begin Records for the task
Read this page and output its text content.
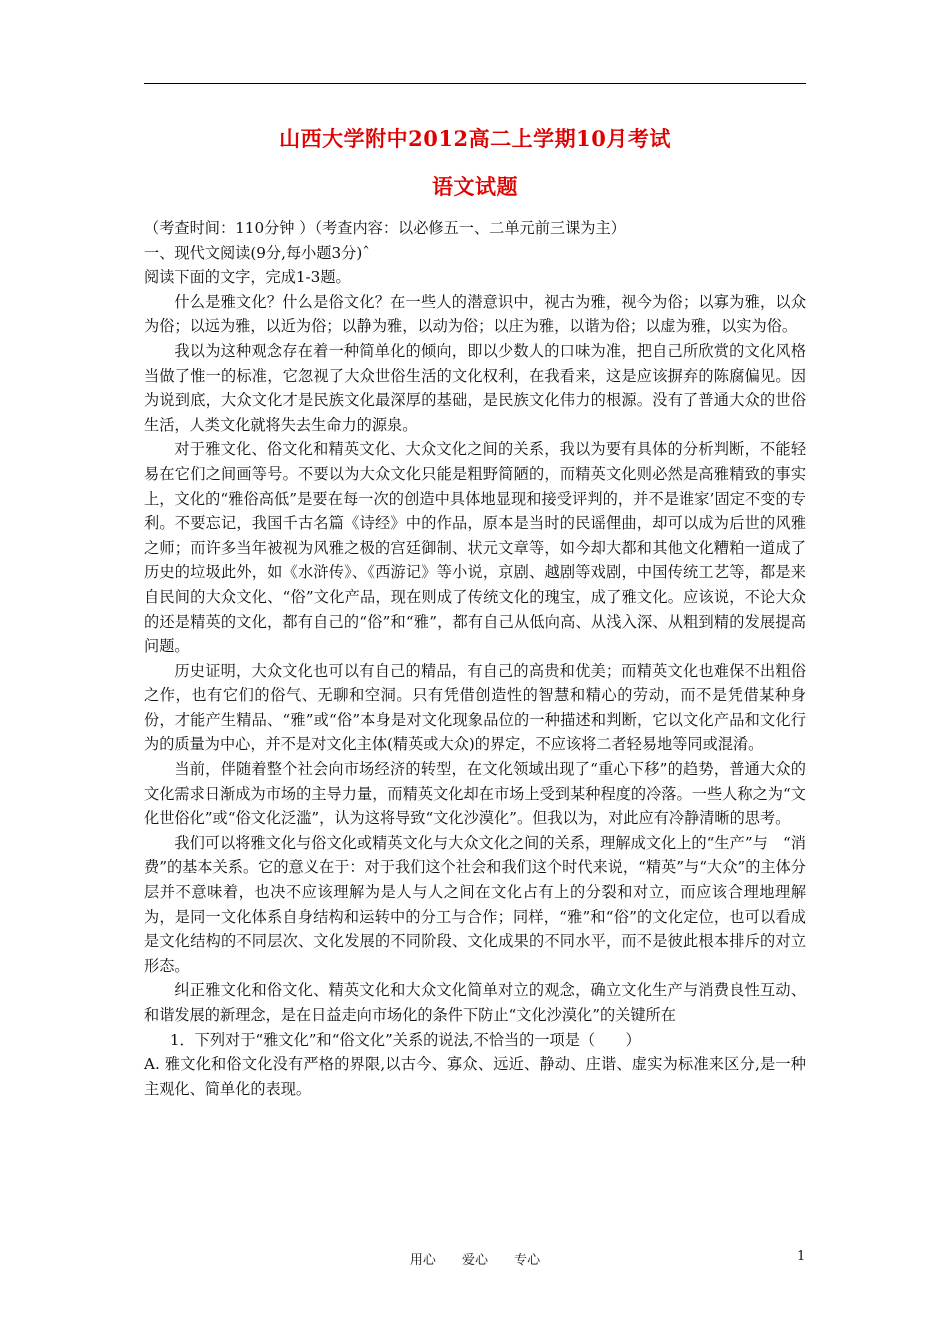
山西大学附中2012高二上学期10月考试
语文试题

（考查时间：110分钟 ）（考查内容：以必修五一、二单元前三课为主）

一、现代文阅读(9分,每小题3分)ˆ

阅读下面的文字，完成1-3题。

什么是雅文化？什么是俗文化？在一些人的潜意识中，视古为雅，视今为俗；以寡为雅，以众为俗；以远为雅，以近为俗；以静为雅，以动为俗；以庄为雅，以谐为俗；以虚为雅，以实为俗。

我以为这种观念存在着一种简单化的倾向，即以少数人的口味为准，把自己所欣赏的文化风格当做了惟一的标准，它忽视了大众世俗生活的文化权利，在我看来，这是应该摒弃的陈腐偏见。因为说到底，大众文化才是民族文化最深厚的基础，是民族文化伟力的根源。没有了普通大众的世俗生活，人类文化就将失去生命力的源泉。

对于雅文化、俗文化和精英文化、大众文化之间的关系，我以为要有具体的分析判断，不能轻易在它们之间画等号。不要以为大众文化只能是粗野简陋的，而精英文化则必然是高雅精致的事实上，文化的“雅俗高低”是要在每一次的创造中具体地显现和接受评判的，并不是谁家’固定不变的专利。不要忘记，我国千古名篇《诗经》中的作品，原本是当时的民谣俚曲，却可以成为后世的风雅之师；而许多当年被视为风雅之极的宫廷御制、状元文章等，如今却大都和其他文化糟粕一道成了历史的垃圾此外，如《水浒传》、《西游记》等小说，京剧、越剧等戏剧，中国传统工艺等，都是来自民间的大众文化、“俗”文化产品，现在则成了传统文化的瑰宝，成了雅文化。应该说，不论大众的还是精英的文化，都有自己的“俗”和“雅”，都有自己从低向高、从浅入深、从粗到精的发展提高问题。

历史证明，大众文化也可以有自己的精品，有自己的高贵和优美；而精英文化也难保不出粗俗之作，也有它们的俗气、无聊和空洞。只有凭借创造性的智慧和精心的劳动，而不是凭借某种身份，才能产生精品、“雅”或“俗”本身是对文化现象品位的一种描述和判断，它以文化产品和文化行为的质量为中心，并不是对文化主体(精英或大众)的界定，不应该将二者轻易地等同或混淆。

当前，伴随着整个社会向市场经济的转型，在文化领域出现了“重心下移”的趋势，普通大众的文化需求日渐成为市场的主导力量，而精英文化却在市场上受到某种程度的冷落。一些人称之为“文化世俗化”或“俗文化泛滥”，认为这将导致“文化沙漠化”。但我以为，对此应有冷静清晰的思考。

我们可以将雅文化与俗文化或精英文化与大众文化之间的关系，理解成文化上的“生产”与　“消费”的基本关系。它的意义在于：对于我们这个社会和我们这个时代来说，“精英”与“大众”的主体分层并不意味着，也决不应该理解为是人与人之间在文化占有上的分裂和对立，而应该合理地理解为，是同一文化体系自身结构和运转中的分工与合作；同样，“雅”和“俗”的文化定位，也可以看成是文化结构的不同层次、文化发展的不同阶段、文化成果的不同水平，而不是彼此根本排斥的对立形态。

纠正雅文化和俗文化、精英文化和大众文化简单对立的观念，确立文化生产与消费良性互动、和谐发展的新理念，是在日益走向市场化的条件下防止“文化沙漠化”的关键所在

1．下列对于“雅文化”和“俗文化”关系的说法,不恰当的一项是（　　）

A. 雅文化和俗文化没有严格的界限,以古今、寡众、远近、静动、庄谐、虚实为标准来区分,是一种主观化、简单化的表现。

用心 爱心 专心	1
end Records for the task
Your task is to gather all lines from the entries above that hold the word "文化沙漠化".

» **Task response**:
当前，伴随着整个社会向市场经济的转型，在文化领域出现了“重心下移”的趋势，普通大众的文化需求日渐成为市场的主导力量，而精英文化却在市场上受到某种程度的冷落。一些人称之为“文化世俗化”或“俗文化泛滥”，认为这将导致“文化沙漠化”。但我以为，对此应有冷静清晰的思考。
纠正雅文化和俗文化、精英文化和大众文化简单对立的观念，确立文化生产与消费良性互动、和谐发展的新理念，是在日益走向市场化的条件下防止“文化沙漠化”的关键所在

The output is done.